▶ **Part of a data file**
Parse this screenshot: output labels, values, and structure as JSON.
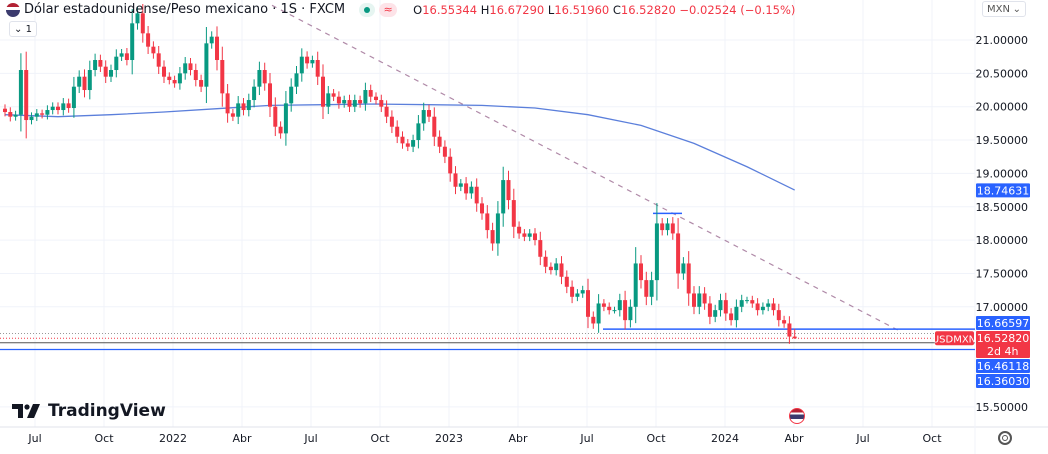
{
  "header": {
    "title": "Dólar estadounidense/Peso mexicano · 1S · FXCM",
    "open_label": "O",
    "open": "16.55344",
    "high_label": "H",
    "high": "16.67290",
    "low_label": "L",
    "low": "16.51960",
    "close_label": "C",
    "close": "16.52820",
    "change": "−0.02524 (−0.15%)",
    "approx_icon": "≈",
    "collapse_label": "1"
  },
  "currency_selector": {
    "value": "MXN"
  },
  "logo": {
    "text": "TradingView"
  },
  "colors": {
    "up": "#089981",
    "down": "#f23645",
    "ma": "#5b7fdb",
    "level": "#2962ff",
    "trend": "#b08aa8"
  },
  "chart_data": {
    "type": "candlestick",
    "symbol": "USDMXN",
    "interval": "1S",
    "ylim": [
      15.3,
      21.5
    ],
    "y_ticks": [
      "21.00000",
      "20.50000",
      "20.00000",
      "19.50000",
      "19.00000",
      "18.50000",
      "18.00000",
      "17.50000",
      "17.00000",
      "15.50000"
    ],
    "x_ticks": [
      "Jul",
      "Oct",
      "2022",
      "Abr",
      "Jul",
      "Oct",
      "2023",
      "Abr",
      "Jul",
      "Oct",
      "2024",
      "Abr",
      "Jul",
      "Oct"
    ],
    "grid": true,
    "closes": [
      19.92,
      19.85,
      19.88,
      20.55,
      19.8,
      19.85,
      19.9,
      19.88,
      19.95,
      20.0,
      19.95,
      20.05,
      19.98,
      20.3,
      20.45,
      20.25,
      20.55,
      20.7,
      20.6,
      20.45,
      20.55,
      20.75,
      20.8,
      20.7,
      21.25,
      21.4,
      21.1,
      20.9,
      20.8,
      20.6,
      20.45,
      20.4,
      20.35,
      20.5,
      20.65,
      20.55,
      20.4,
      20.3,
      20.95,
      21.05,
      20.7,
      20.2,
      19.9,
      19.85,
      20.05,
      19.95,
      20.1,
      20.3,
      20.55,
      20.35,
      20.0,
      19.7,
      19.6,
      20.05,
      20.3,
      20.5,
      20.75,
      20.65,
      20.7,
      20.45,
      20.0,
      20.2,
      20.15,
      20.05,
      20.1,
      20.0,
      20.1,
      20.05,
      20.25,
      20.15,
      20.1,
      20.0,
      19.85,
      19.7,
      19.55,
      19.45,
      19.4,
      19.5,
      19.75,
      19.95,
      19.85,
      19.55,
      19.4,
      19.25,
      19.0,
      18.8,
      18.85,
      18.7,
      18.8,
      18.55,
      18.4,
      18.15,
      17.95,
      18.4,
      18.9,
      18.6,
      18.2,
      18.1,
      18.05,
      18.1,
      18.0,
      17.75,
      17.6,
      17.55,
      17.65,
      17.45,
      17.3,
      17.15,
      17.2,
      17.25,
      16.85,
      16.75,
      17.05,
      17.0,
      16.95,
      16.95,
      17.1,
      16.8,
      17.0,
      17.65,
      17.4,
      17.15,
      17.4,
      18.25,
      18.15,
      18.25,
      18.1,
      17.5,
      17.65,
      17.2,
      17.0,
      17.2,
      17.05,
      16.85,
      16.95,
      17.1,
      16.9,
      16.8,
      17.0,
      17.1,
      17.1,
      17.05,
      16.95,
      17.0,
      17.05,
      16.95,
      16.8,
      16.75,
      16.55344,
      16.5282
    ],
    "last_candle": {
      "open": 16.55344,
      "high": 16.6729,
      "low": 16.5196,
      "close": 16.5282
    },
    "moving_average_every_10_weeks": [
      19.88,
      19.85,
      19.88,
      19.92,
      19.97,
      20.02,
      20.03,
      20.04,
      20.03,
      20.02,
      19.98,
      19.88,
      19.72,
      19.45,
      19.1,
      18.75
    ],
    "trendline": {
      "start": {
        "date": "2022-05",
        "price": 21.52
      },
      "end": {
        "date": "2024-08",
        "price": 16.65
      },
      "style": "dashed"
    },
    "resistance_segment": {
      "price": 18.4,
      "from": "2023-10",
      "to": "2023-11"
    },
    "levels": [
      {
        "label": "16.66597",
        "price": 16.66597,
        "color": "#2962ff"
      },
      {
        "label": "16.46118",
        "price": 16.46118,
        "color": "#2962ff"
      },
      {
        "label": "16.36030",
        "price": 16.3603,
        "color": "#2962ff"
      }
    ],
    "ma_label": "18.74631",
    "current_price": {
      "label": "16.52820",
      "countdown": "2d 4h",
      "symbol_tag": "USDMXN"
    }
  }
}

▶ **Set task**
Write out each line again precisely as it appears, skipping every picture.

▶ **Full answer**
Parse this screenshot: output labels, values, and structure as JSON.
{
  "header": {
    "title": "Dólar estadounidense/Peso mexicano · 1S · FXCM",
    "open_label": "O",
    "open": "16.55344",
    "high_label": "H",
    "high": "16.67290",
    "low_label": "L",
    "low": "16.51960",
    "close_label": "C",
    "close": "16.52820",
    "change": "−0.02524 (−0.15%)",
    "approx_icon": "≈",
    "collapse_label": "1"
  },
  "currency_selector": {
    "value": "MXN"
  },
  "logo": {
    "text": "TradingView"
  },
  "colors": {
    "up": "#089981",
    "down": "#f23645",
    "ma": "#5b7fdb",
    "level": "#2962ff",
    "trend": "#b08aa8"
  },
  "chart_data": {
    "type": "candlestick",
    "symbol": "USDMXN",
    "interval": "1S",
    "ylim": [
      15.3,
      21.5
    ],
    "y_ticks": [
      "21.00000",
      "20.50000",
      "20.00000",
      "19.50000",
      "19.00000",
      "18.50000",
      "18.00000",
      "17.50000",
      "17.00000",
      "15.50000"
    ],
    "x_ticks": [
      "Jul",
      "Oct",
      "2022",
      "Abr",
      "Jul",
      "Oct",
      "2023",
      "Abr",
      "Jul",
      "Oct",
      "2024",
      "Abr",
      "Jul",
      "Oct"
    ],
    "grid": true,
    "closes": [
      19.92,
      19.85,
      19.88,
      20.55,
      19.8,
      19.85,
      19.9,
      19.88,
      19.95,
      20.0,
      19.95,
      20.05,
      19.98,
      20.3,
      20.45,
      20.25,
      20.55,
      20.7,
      20.6,
      20.45,
      20.55,
      20.75,
      20.8,
      20.7,
      21.25,
      21.4,
      21.1,
      20.9,
      20.8,
      20.6,
      20.45,
      20.4,
      20.35,
      20.5,
      20.65,
      20.55,
      20.4,
      20.3,
      20.95,
      21.05,
      20.7,
      20.2,
      19.9,
      19.85,
      20.05,
      19.95,
      20.1,
      20.3,
      20.55,
      20.35,
      20.0,
      19.7,
      19.6,
      20.05,
      20.3,
      20.5,
      20.75,
      20.65,
      20.7,
      20.45,
      20.0,
      20.2,
      20.15,
      20.05,
      20.1,
      20.0,
      20.1,
      20.05,
      20.25,
      20.15,
      20.1,
      20.0,
      19.85,
      19.7,
      19.55,
      19.45,
      19.4,
      19.5,
      19.75,
      19.95,
      19.85,
      19.55,
      19.4,
      19.25,
      19.0,
      18.8,
      18.85,
      18.7,
      18.8,
      18.55,
      18.4,
      18.15,
      17.95,
      18.4,
      18.9,
      18.6,
      18.2,
      18.1,
      18.05,
      18.1,
      18.0,
      17.75,
      17.6,
      17.55,
      17.65,
      17.45,
      17.3,
      17.15,
      17.2,
      17.25,
      16.85,
      16.75,
      17.05,
      17.0,
      16.95,
      16.95,
      17.1,
      16.8,
      17.0,
      17.65,
      17.4,
      17.15,
      17.4,
      18.25,
      18.15,
      18.25,
      18.1,
      17.5,
      17.65,
      17.2,
      17.0,
      17.2,
      17.05,
      16.85,
      16.95,
      17.1,
      16.9,
      16.8,
      17.0,
      17.1,
      17.1,
      17.05,
      16.95,
      17.0,
      17.05,
      16.95,
      16.8,
      16.75,
      16.55344,
      16.5282
    ],
    "last_candle": {
      "open": 16.55344,
      "high": 16.6729,
      "low": 16.5196,
      "close": 16.5282
    },
    "moving_average_every_10_weeks": [
      19.88,
      19.85,
      19.88,
      19.92,
      19.97,
      20.02,
      20.03,
      20.04,
      20.03,
      20.02,
      19.98,
      19.88,
      19.72,
      19.45,
      19.1,
      18.75
    ],
    "trendline": {
      "start": {
        "date": "2022-05",
        "price": 21.52
      },
      "end": {
        "date": "2024-08",
        "price": 16.65
      },
      "style": "dashed"
    },
    "resistance_segment": {
      "price": 18.4,
      "from": "2023-10",
      "to": "2023-11"
    },
    "levels": [
      {
        "label": "16.66597",
        "price": 16.66597,
        "color": "#2962ff"
      },
      {
        "label": "16.46118",
        "price": 16.46118,
        "color": "#2962ff"
      },
      {
        "label": "16.36030",
        "price": 16.3603,
        "color": "#2962ff"
      }
    ],
    "ma_label": "18.74631",
    "current_price": {
      "label": "16.52820",
      "countdown": "2d 4h",
      "symbol_tag": "USDMXN"
    }
  }
}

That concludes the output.